- _Instructions for the task_:
Within the material below, how many lines carry the word "window"? Only that number is wanted.

- _Entries provided_:
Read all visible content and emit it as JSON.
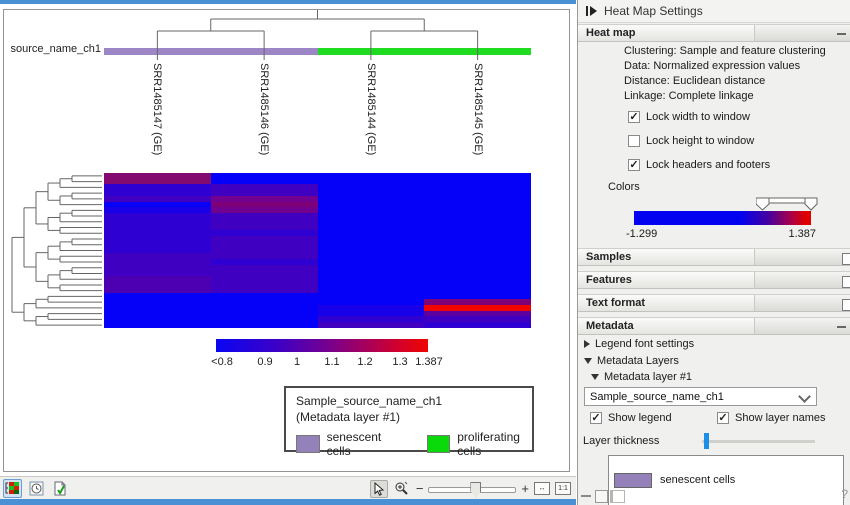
{
  "main_view": {
    "metadata_row_label": "source_name_ch1",
    "columns": [
      "SRR1485147 (GE)",
      "SRR1485146 (GE)",
      "SRR1485144 (GE)",
      "SRR1485145 (GE)"
    ],
    "metadata_groups": [
      {
        "label": "senescent cells",
        "color": "#9d86c6",
        "columns": 2
      },
      {
        "label": "proliferating cells",
        "color": "#20dc20",
        "columns": 2
      }
    ],
    "color_scale": {
      "tick_labels": [
        "<0.8",
        "0.9",
        "1",
        "1.1",
        "1.2",
        "1.3",
        "1.387"
      ]
    },
    "legend": {
      "title": "Sample_source_name_ch1",
      "subtitle": "(Metadata layer #1)",
      "entries": [
        {
          "label": "senescent cells",
          "color": "#9581b9"
        },
        {
          "label": "proliferating cells",
          "color": "#0ad90a"
        }
      ]
    }
  },
  "chart_data": {
    "type": "heatmap",
    "columns": [
      "SRR1485147 (GE)",
      "SRR1485146 (GE)",
      "SRR1485144 (GE)",
      "SRR1485145 (GE)"
    ],
    "column_groups": [
      "senescent cells",
      "senescent cells",
      "proliferating cells",
      "proliferating cells"
    ],
    "value_scale": {
      "min_label": "<0.8",
      "max_label": "1.387",
      "settings_range": [
        -1.299,
        1.387
      ]
    },
    "rows": [
      [
        "#830a6e",
        "#0500f8",
        "#0500f8",
        "#0500f8"
      ],
      [
        "#830a6e",
        "#0500f8",
        "#0500f8",
        "#0500f8"
      ],
      [
        "#2e00d2",
        "#3f00c2",
        "#0500f8",
        "#0500f8"
      ],
      [
        "#2e00d2",
        "#3f00c2",
        "#0500f8",
        "#0500f8"
      ],
      [
        "#3f00c2",
        "#71008e",
        "#0500f8",
        "#0500f8"
      ],
      [
        "#0500f8",
        "#7d0078",
        "#0500f8",
        "#0500f8"
      ],
      [
        "#1800e8",
        "#71008e",
        "#0500f8",
        "#0500f8"
      ],
      [
        "#2e00d2",
        "#3f00c2",
        "#0500f8",
        "#0500f8"
      ],
      [
        "#2e00d2",
        "#3f00c2",
        "#0500f8",
        "#0500f8"
      ],
      [
        "#2e00d2",
        "#3f00c2",
        "#0500f8",
        "#0500f8"
      ],
      [
        "#2e00d2",
        "#2e00d2",
        "#0500f8",
        "#0500f8"
      ],
      [
        "#2e00d2",
        "#3f00c2",
        "#0500f8",
        "#0500f8"
      ],
      [
        "#2e00d2",
        "#3f00c2",
        "#0500f8",
        "#0500f8"
      ],
      [
        "#2e00d2",
        "#3f00c2",
        "#0500f8",
        "#0500f8"
      ],
      [
        "#3f00c2",
        "#3f00c2",
        "#0500f8",
        "#0500f8"
      ],
      [
        "#3f00c2",
        "#2e00d2",
        "#0500f8",
        "#0500f8"
      ],
      [
        "#3f00c2",
        "#3f00c2",
        "#0500f8",
        "#0500f8"
      ],
      [
        "#3f00c2",
        "#3f00c2",
        "#0500f8",
        "#0500f8"
      ],
      [
        "#4d00b2",
        "#3f00c2",
        "#0500f8",
        "#0500f8"
      ],
      [
        "#4d00b2",
        "#3f00c2",
        "#0500f8",
        "#0500f8"
      ],
      [
        "#4d00b2",
        "#3f00c2",
        "#0500f8",
        "#0500f8"
      ],
      [
        "#0500f8",
        "#0500f8",
        "#0500f8",
        "#0500f8"
      ],
      [
        "#0500f8",
        "#0500f8",
        "#0500f8",
        "#7d0078"
      ],
      [
        "#0500f8",
        "#0500f8",
        "#1800e8",
        "#f20400"
      ],
      [
        "#0500f8",
        "#0500f8",
        "#1800e8",
        "#5d00a2"
      ],
      [
        "#0500f8",
        "#0500f8",
        "#2e00d2",
        "#3f00c2"
      ],
      [
        "#0500f8",
        "#0500f8",
        "#3f00c2",
        "#2e00d2"
      ]
    ]
  },
  "side_panel": {
    "title": "Heat Map Settings",
    "heat_map": {
      "tab_label": "Heat map",
      "info_lines": [
        "Clustering: Sample and feature clustering",
        "Data: Normalized expression values",
        "Distance: Euclidean distance",
        "Linkage: Complete linkage"
      ],
      "checkboxes": [
        {
          "label": "Lock width to window",
          "checked": true
        },
        {
          "label": "Lock height to window",
          "checked": false
        },
        {
          "label": "Lock headers and footers",
          "checked": true
        }
      ],
      "colors_label": "Colors",
      "color_min": "-1.299",
      "color_max": "1.387"
    },
    "collapsed_sections": [
      "Samples",
      "Features",
      "Text format"
    ],
    "metadata": {
      "tab_label": "Metadata",
      "legend_font_settings_label": "Legend font settings",
      "layers_label": "Metadata Layers",
      "layer_label": "Metadata layer #1",
      "layer_select_value": "Sample_source_name_ch1",
      "show_legend_label": "Show legend",
      "show_legend_checked": true,
      "show_layer_names_label": "Show layer names",
      "show_layer_names_checked": true,
      "layer_thickness_label": "Layer thickness",
      "legend_items": [
        {
          "label": "senescent cells",
          "color": "#9581b9"
        }
      ]
    },
    "corner_glyph": "?"
  },
  "toolbar": {
    "one_to_one_label": "1:1"
  }
}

- _The answer_:
2